(Items from a dataset)
****
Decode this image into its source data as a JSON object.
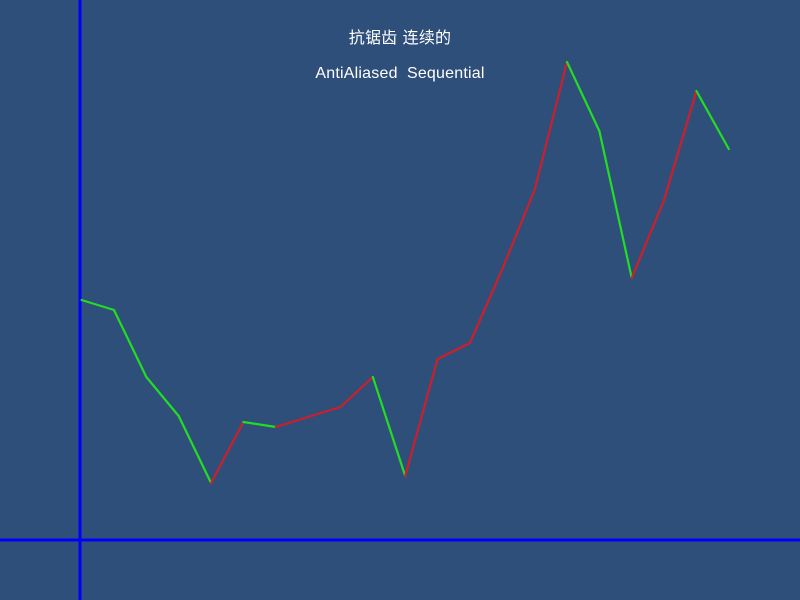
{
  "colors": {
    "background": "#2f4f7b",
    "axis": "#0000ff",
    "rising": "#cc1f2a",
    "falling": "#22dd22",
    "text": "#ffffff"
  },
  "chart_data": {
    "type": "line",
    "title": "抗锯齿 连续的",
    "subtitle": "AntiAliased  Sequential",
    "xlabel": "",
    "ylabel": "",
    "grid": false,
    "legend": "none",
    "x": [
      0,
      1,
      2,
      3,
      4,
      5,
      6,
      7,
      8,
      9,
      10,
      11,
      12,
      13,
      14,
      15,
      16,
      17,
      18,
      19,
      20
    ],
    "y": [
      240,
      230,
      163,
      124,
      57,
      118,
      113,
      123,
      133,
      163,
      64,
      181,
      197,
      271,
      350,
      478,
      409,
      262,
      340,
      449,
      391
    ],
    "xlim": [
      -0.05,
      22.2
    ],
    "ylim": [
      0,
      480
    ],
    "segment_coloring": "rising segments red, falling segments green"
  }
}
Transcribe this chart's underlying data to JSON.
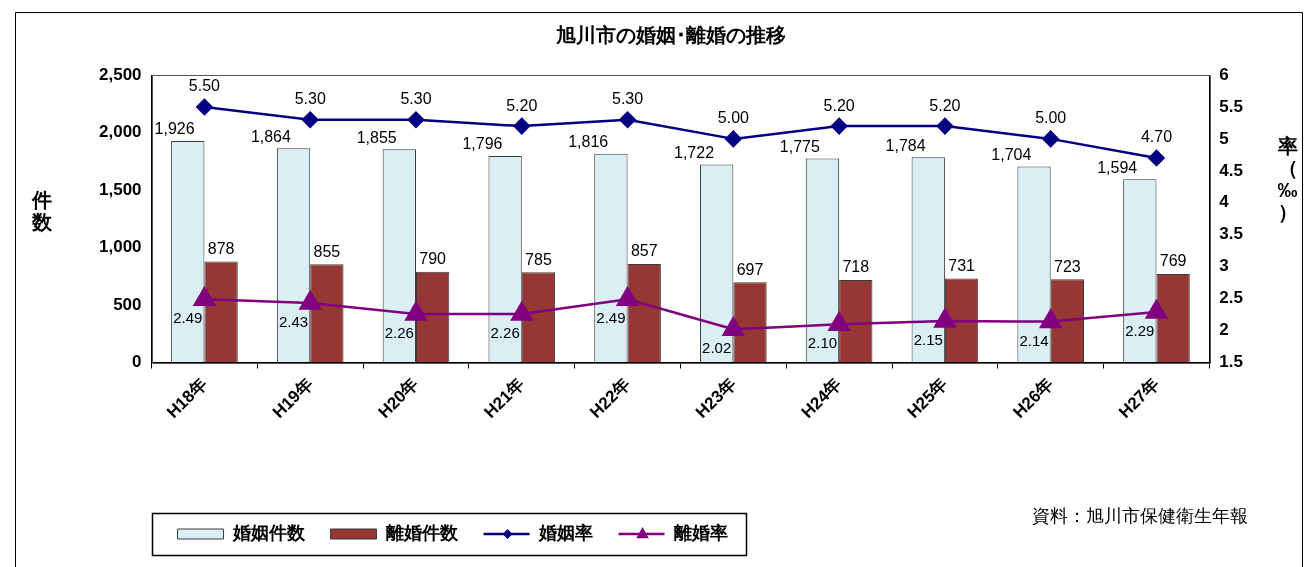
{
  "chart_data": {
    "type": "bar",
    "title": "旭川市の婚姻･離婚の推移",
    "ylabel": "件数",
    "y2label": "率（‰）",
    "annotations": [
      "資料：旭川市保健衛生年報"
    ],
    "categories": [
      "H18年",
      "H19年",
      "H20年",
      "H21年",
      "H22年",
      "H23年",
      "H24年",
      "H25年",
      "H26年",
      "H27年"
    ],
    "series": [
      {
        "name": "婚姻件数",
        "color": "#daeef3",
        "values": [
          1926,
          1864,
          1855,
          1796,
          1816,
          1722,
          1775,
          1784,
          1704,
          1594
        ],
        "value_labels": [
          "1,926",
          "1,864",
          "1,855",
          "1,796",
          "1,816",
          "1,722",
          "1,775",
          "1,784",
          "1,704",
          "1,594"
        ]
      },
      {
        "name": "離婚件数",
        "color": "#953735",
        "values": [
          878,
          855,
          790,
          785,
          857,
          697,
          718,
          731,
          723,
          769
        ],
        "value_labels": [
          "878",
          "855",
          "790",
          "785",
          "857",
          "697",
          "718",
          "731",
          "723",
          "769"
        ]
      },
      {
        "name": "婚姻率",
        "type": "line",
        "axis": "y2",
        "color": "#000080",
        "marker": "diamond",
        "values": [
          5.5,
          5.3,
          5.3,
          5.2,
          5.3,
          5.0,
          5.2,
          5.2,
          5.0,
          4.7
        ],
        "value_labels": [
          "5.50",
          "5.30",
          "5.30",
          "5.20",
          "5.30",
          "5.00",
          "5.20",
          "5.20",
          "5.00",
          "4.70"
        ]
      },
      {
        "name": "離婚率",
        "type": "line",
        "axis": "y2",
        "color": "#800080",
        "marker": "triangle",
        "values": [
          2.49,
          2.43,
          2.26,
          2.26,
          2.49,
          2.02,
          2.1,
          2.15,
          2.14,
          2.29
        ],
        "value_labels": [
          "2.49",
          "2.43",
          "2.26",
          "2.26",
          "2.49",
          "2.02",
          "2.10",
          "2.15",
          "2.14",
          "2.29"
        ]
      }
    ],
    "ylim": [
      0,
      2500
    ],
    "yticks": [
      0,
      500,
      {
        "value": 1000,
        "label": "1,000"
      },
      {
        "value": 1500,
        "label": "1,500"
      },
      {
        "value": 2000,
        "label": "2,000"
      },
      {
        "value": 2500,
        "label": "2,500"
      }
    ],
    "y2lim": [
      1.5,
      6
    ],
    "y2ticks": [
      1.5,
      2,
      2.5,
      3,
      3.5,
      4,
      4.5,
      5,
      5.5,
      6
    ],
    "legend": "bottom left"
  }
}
****
- _GIVEN TASK_: Write out every record above exactly as it stands, but leave out the pictures.

- _EXERCISE RESULT_:
Decode this image into its source data as a JSON object.
{
  "colors": {
    "background": "#2f4f7b",
    "axis": "#0000ff",
    "rising": "#cc1f2a",
    "falling": "#22dd22",
    "text": "#ffffff"
  },
  "chart_data": {
    "type": "line",
    "title": "抗锯齿 连续的",
    "subtitle": "AntiAliased  Sequential",
    "xlabel": "",
    "ylabel": "",
    "grid": false,
    "legend": "none",
    "x": [
      0,
      1,
      2,
      3,
      4,
      5,
      6,
      7,
      8,
      9,
      10,
      11,
      12,
      13,
      14,
      15,
      16,
      17,
      18,
      19,
      20
    ],
    "y": [
      240,
      230,
      163,
      124,
      57,
      118,
      113,
      123,
      133,
      163,
      64,
      181,
      197,
      271,
      350,
      478,
      409,
      262,
      340,
      449,
      391
    ],
    "xlim": [
      -0.05,
      22.2
    ],
    "ylim": [
      0,
      480
    ],
    "segment_coloring": "rising segments red, falling segments green"
  }
}
Transcribe this chart's underlying data to JSON.
{
  "chart_data": {
    "type": "bar",
    "title": "旭川市の婚姻･離婚の推移",
    "ylabel": "件数",
    "y2label": "率（‰）",
    "annotations": [
      "資料：旭川市保健衛生年報"
    ],
    "categories": [
      "H18年",
      "H19年",
      "H20年",
      "H21年",
      "H22年",
      "H23年",
      "H24年",
      "H25年",
      "H26年",
      "H27年"
    ],
    "series": [
      {
        "name": "婚姻件数",
        "color": "#daeef3",
        "values": [
          1926,
          1864,
          1855,
          1796,
          1816,
          1722,
          1775,
          1784,
          1704,
          1594
        ],
        "value_labels": [
          "1,926",
          "1,864",
          "1,855",
          "1,796",
          "1,816",
          "1,722",
          "1,775",
          "1,784",
          "1,704",
          "1,594"
        ]
      },
      {
        "name": "離婚件数",
        "color": "#953735",
        "values": [
          878,
          855,
          790,
          785,
          857,
          697,
          718,
          731,
          723,
          769
        ],
        "value_labels": [
          "878",
          "855",
          "790",
          "785",
          "857",
          "697",
          "718",
          "731",
          "723",
          "769"
        ]
      },
      {
        "name": "婚姻率",
        "type": "line",
        "axis": "y2",
        "color": "#000080",
        "marker": "diamond",
        "values": [
          5.5,
          5.3,
          5.3,
          5.2,
          5.3,
          5.0,
          5.2,
          5.2,
          5.0,
          4.7
        ],
        "value_labels": [
          "5.50",
          "5.30",
          "5.30",
          "5.20",
          "5.30",
          "5.00",
          "5.20",
          "5.20",
          "5.00",
          "4.70"
        ]
      },
      {
        "name": "離婚率",
        "type": "line",
        "axis": "y2",
        "color": "#800080",
        "marker": "triangle",
        "values": [
          2.49,
          2.43,
          2.26,
          2.26,
          2.49,
          2.02,
          2.1,
          2.15,
          2.14,
          2.29
        ],
        "value_labels": [
          "2.49",
          "2.43",
          "2.26",
          "2.26",
          "2.49",
          "2.02",
          "2.10",
          "2.15",
          "2.14",
          "2.29"
        ]
      }
    ],
    "ylim": [
      0,
      2500
    ],
    "yticks": [
      0,
      500,
      {
        "value": 1000,
        "label": "1,000"
      },
      {
        "value": 1500,
        "label": "1,500"
      },
      {
        "value": 2000,
        "label": "2,000"
      },
      {
        "value": 2500,
        "label": "2,500"
      }
    ],
    "y2lim": [
      1.5,
      6
    ],
    "y2ticks": [
      1.5,
      2,
      2.5,
      3,
      3.5,
      4,
      4.5,
      5,
      5.5,
      6
    ],
    "legend": "bottom left"
  }
}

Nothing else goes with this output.